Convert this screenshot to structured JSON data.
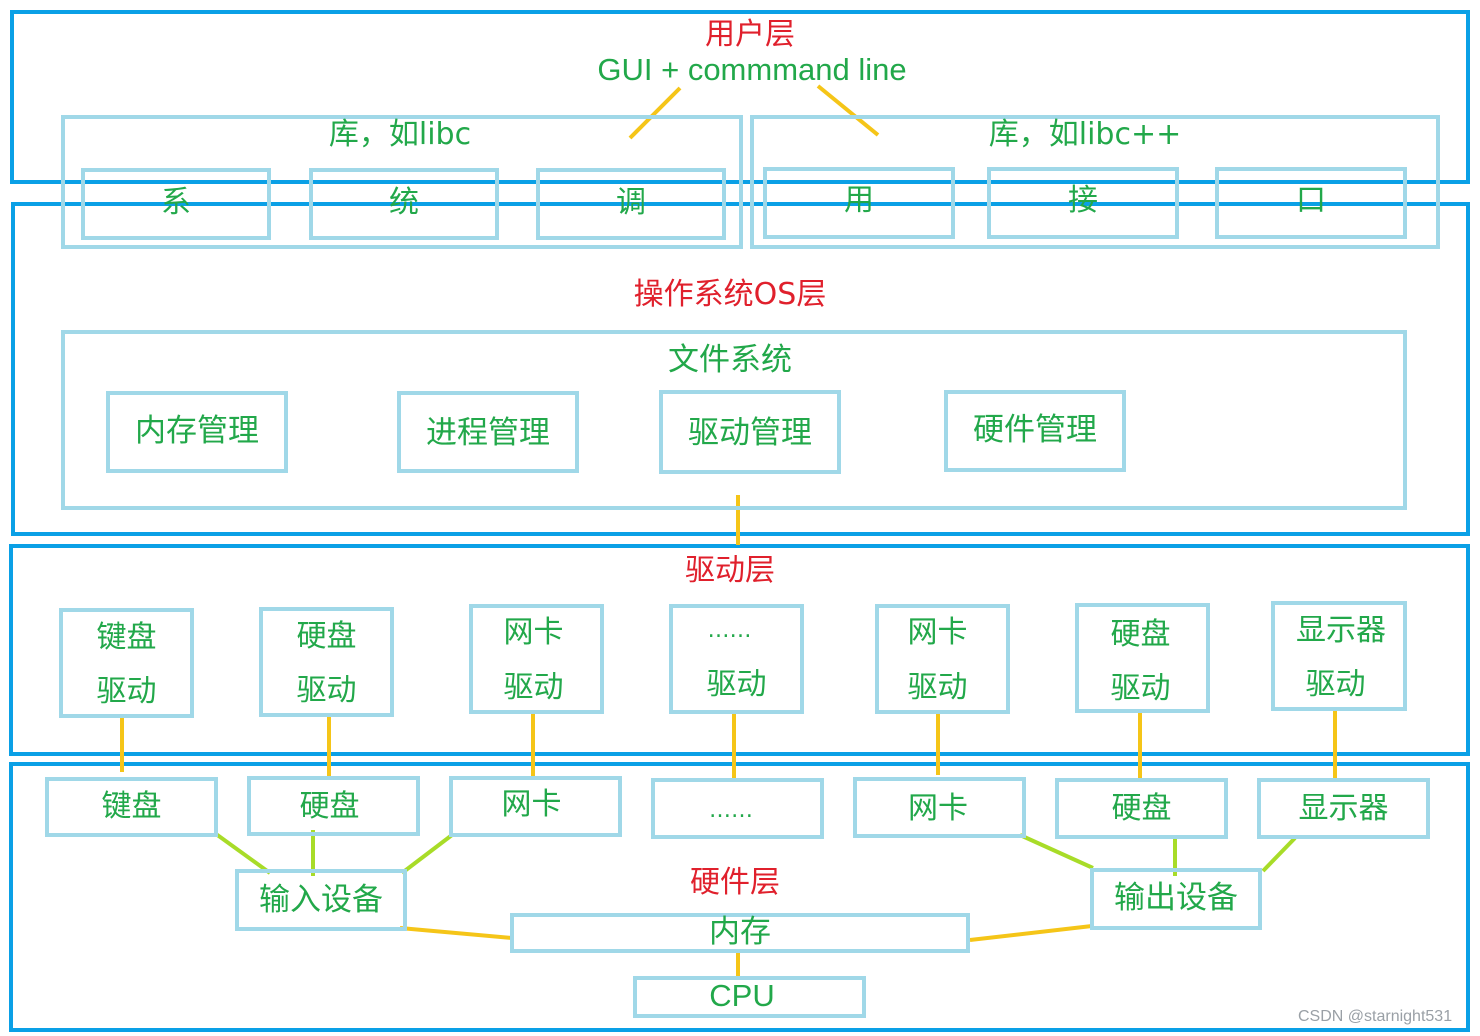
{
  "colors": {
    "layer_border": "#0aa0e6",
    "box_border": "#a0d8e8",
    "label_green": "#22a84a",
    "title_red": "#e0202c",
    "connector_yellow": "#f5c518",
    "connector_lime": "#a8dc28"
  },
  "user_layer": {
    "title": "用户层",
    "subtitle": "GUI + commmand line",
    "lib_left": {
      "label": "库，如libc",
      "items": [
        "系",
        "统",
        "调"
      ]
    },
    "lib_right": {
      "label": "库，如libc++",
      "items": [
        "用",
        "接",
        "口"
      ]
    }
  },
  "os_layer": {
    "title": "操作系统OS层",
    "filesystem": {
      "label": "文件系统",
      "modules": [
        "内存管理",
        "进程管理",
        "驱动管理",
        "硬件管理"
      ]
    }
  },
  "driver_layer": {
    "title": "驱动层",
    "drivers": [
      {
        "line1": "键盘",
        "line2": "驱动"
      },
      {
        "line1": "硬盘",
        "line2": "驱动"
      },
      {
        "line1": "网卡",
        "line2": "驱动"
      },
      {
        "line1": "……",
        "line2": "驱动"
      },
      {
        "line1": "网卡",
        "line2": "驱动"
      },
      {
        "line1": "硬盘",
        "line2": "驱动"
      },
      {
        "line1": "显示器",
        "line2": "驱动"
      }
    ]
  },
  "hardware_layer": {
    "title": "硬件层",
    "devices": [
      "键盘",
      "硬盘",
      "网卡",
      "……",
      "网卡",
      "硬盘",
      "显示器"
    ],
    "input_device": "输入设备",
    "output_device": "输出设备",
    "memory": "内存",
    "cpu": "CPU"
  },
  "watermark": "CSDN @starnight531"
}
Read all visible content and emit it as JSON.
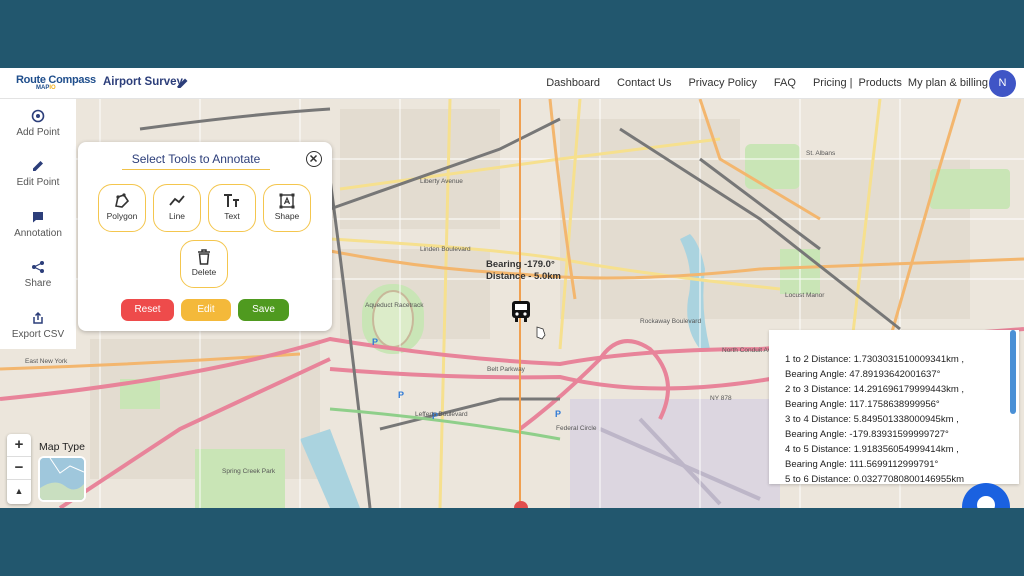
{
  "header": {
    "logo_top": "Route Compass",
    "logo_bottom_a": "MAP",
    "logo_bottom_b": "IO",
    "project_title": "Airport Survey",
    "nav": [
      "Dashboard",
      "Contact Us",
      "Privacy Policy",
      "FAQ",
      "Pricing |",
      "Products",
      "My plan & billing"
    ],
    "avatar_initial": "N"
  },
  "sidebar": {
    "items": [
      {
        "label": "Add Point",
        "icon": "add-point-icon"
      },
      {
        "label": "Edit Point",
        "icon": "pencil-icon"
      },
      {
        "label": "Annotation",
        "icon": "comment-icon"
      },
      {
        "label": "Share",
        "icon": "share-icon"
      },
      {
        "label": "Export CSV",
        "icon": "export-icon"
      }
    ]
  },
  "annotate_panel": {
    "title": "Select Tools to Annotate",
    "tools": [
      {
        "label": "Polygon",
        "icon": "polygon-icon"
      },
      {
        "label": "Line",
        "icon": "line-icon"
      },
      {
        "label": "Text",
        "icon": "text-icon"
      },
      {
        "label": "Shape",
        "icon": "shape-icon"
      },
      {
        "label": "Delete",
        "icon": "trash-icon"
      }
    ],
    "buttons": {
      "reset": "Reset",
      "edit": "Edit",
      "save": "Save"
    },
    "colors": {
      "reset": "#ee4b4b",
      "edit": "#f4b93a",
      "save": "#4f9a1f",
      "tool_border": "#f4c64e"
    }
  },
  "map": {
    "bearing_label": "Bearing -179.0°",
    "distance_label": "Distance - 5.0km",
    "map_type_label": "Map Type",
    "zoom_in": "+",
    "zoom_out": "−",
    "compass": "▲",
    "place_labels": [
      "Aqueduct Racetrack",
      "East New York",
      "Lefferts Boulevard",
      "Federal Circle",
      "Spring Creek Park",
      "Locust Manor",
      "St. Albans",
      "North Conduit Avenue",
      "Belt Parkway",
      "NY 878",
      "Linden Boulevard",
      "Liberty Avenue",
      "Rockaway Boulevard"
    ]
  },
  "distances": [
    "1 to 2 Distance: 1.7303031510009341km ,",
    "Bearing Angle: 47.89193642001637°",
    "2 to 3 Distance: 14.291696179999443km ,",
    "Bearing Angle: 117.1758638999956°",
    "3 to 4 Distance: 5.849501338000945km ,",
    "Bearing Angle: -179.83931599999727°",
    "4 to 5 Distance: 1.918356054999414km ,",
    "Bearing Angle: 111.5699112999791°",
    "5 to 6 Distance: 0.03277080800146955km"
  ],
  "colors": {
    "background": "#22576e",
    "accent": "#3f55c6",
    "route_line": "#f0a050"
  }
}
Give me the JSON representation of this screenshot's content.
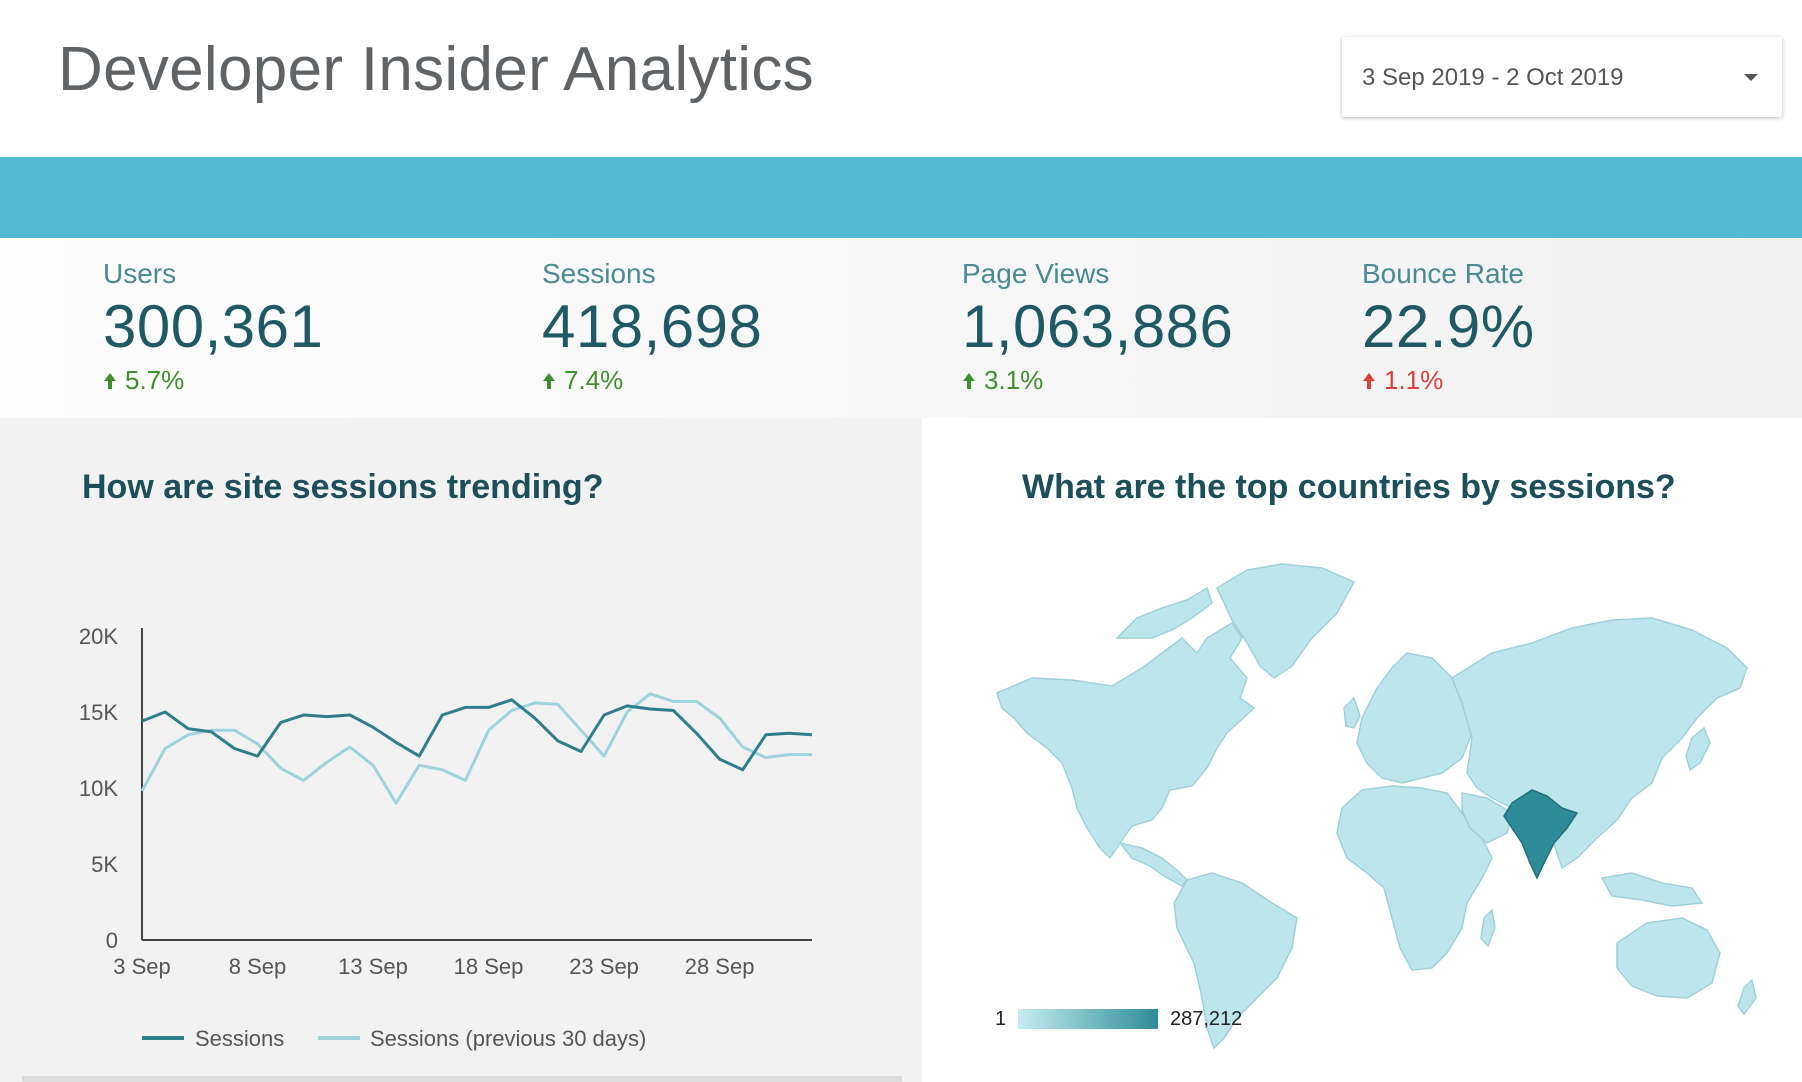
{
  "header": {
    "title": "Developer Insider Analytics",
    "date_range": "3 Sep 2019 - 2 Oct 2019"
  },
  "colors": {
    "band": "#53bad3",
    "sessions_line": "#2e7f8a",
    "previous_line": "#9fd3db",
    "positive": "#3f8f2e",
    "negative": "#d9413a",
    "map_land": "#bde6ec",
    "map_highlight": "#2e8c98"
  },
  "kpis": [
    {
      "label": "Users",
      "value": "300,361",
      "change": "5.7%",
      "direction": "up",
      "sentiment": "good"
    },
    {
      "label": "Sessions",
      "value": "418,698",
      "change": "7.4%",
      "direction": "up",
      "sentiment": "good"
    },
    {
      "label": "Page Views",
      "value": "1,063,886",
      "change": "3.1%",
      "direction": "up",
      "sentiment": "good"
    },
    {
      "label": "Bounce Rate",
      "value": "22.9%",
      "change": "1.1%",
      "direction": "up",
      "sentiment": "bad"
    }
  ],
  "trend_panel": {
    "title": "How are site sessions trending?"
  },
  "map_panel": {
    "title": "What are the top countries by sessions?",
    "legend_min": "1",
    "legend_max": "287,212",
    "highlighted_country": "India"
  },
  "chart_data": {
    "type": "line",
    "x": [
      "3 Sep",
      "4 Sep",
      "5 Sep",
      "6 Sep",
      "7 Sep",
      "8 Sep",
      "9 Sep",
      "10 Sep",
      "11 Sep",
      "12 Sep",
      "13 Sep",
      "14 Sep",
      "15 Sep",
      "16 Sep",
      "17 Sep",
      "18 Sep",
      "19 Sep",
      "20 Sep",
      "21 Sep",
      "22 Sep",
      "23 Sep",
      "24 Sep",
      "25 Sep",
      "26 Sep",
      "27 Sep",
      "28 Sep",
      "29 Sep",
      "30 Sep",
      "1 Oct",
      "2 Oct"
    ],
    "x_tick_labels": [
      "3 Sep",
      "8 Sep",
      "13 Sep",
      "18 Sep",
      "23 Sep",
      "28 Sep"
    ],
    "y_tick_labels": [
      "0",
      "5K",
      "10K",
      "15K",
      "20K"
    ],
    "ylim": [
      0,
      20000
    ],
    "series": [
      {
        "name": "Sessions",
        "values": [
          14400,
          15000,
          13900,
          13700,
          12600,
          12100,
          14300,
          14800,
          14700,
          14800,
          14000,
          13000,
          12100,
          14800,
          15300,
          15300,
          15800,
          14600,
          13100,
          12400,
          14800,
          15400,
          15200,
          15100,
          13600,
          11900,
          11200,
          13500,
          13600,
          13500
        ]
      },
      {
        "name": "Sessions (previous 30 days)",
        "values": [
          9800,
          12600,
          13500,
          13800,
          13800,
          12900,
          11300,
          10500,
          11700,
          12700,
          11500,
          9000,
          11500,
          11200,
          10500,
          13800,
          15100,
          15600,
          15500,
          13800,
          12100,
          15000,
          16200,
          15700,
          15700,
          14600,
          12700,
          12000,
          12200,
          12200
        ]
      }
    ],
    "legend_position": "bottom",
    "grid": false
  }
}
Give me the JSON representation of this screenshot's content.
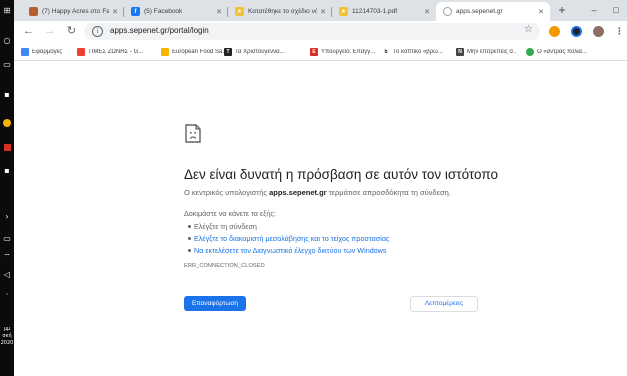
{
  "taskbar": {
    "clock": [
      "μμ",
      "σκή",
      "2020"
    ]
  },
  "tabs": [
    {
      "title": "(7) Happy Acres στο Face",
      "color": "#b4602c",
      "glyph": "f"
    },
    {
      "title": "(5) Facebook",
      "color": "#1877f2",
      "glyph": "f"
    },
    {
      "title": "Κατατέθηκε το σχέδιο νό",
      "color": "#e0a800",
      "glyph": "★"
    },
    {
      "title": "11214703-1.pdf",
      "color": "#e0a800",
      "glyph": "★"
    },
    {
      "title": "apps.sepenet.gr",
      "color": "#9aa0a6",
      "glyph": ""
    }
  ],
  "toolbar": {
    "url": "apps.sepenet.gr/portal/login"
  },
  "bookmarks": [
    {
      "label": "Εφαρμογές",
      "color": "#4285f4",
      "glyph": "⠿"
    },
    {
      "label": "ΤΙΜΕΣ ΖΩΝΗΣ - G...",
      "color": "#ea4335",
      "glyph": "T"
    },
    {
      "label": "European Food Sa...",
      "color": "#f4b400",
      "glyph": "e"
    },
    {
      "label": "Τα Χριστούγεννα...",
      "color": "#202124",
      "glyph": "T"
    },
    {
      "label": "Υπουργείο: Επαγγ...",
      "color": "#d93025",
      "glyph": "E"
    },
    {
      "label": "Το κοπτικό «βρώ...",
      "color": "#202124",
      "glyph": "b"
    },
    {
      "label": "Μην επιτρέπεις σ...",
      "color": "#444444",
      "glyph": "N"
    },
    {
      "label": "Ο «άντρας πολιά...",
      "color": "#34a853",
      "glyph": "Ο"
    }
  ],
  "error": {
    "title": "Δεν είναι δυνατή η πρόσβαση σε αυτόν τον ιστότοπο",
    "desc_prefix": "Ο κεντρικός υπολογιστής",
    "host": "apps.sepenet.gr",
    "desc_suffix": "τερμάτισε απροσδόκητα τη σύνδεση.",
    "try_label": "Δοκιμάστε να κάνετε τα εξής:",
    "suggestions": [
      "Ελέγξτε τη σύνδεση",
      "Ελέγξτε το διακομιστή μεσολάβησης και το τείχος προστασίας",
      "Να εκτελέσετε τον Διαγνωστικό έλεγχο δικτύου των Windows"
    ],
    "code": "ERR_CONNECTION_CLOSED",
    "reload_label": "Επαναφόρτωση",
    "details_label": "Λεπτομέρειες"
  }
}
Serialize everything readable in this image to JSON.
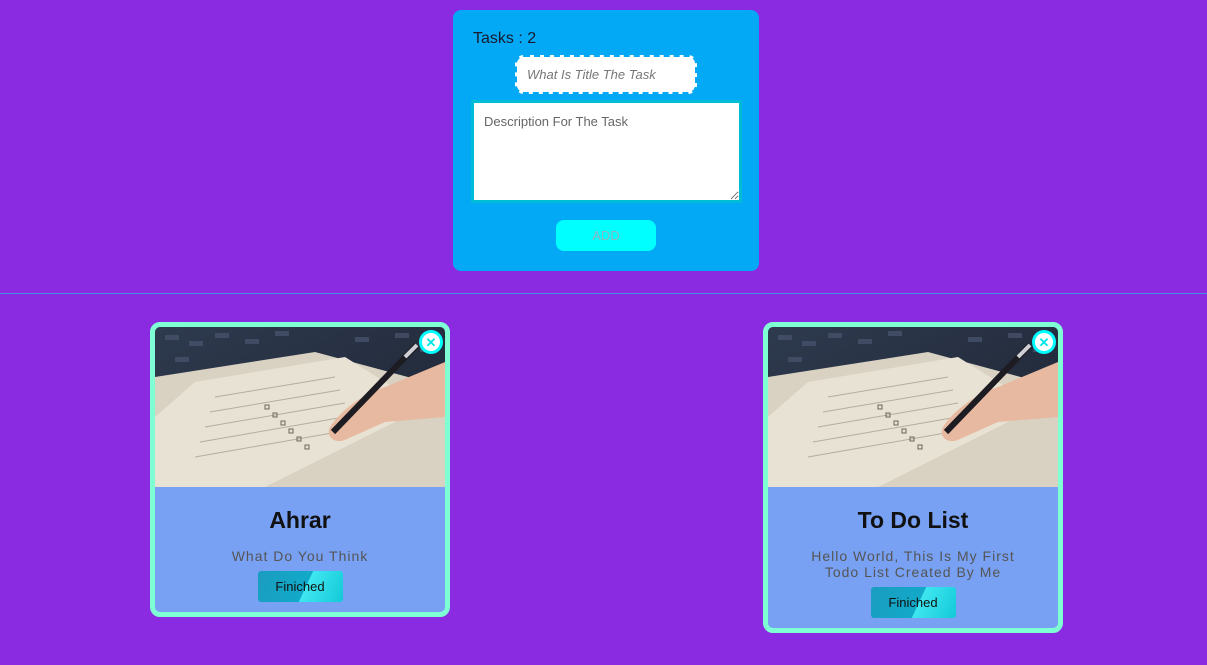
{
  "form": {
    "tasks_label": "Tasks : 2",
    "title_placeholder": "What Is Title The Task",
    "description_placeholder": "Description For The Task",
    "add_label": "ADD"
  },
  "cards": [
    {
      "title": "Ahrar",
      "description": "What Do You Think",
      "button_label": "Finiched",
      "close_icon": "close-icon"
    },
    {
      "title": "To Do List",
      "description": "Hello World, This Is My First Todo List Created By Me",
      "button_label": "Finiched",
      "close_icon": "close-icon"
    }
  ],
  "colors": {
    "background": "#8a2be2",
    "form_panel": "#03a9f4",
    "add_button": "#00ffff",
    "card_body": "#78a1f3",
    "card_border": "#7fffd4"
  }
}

..........

YOUR OBJECTIVE » In the listing above, find each line with the word "What" and copy it.

ANSWER IN FULL »
    "title": "What are the top countries by sessions?",
    "title_placeholder": "What Is Title The Task",
      "description": "What Do You Think",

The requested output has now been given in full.